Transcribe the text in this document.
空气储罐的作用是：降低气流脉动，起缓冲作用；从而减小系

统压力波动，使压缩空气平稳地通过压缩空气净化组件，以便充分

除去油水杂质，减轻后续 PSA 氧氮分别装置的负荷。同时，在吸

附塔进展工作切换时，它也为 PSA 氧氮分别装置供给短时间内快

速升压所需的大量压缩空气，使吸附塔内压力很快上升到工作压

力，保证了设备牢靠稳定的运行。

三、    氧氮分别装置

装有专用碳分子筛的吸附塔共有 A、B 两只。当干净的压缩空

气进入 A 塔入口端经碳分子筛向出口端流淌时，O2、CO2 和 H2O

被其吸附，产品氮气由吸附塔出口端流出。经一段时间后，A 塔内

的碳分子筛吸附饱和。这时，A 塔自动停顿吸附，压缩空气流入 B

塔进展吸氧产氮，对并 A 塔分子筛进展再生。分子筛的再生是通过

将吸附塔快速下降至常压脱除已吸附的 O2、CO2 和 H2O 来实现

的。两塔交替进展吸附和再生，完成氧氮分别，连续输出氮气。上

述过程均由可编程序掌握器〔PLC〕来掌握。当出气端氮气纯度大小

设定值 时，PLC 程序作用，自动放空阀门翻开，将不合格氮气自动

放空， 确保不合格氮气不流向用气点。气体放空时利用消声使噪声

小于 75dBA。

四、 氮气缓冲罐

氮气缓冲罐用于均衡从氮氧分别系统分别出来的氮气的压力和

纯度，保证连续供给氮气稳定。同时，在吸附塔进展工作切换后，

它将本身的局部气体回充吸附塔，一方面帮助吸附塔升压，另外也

———

Request:
Write out every record shown above, word for word.

The reply:
Transcribe the text in this document.
空气储罐的作用是：降低气流脉动，起缓冲作用；从而减小系

统压力波动，使压缩空气平稳地通过压缩空气净化组件，以便充分

除去油水杂质，减轻后续 PSA 氧氮分别装置的负荷。同时，在吸

附塔进展工作切换时，它也为 PSA 氧氮分别装置供给短时间内快

速升压所需的大量压缩空气，使吸附塔内压力很快上升到工作压

力，保证了设备牢靠稳定的运行。

三、    氧氮分别装置

装有专用碳分子筛的吸附塔共有 A、B 两只。当干净的压缩空

气进入 A 塔入口端经碳分子筛向出口端流淌时，O2、CO2 和 H2O

被其吸附，产品氮气由吸附塔出口端流出。经一段时间后，A 塔内

的碳分子筛吸附饱和。这时，A 塔自动停顿吸附，压缩空气流入 B

塔进展吸氧产氮，对并 A 塔分子筛进展再生。分子筛的再生是通过

将吸附塔快速下降至常压脱除已吸附的 O2、CO2 和 H2O 来实现

的。两塔交替进展吸附和再生，完成氧氮分别，连续输出氮气。上

述过程均由可编程序掌握器〔PLC〕来掌握。当出气端氮气纯度大小

设定值 时，PLC 程序作用，自动放空阀门翻开，将不合格氮气自动

放空， 确保不合格氮气不流向用气点。气体放空时利用消声使噪声

小于 75dBA。

四、 氮气缓冲罐

氮气缓冲罐用于均衡从氮氧分别系统分别出来的氮气的压力和

纯度，保证连续供给氮气稳定。同时，在吸附塔进展工作切换后，

它将本身的局部气体回充吸附塔，一方面帮助吸附塔升压，另外也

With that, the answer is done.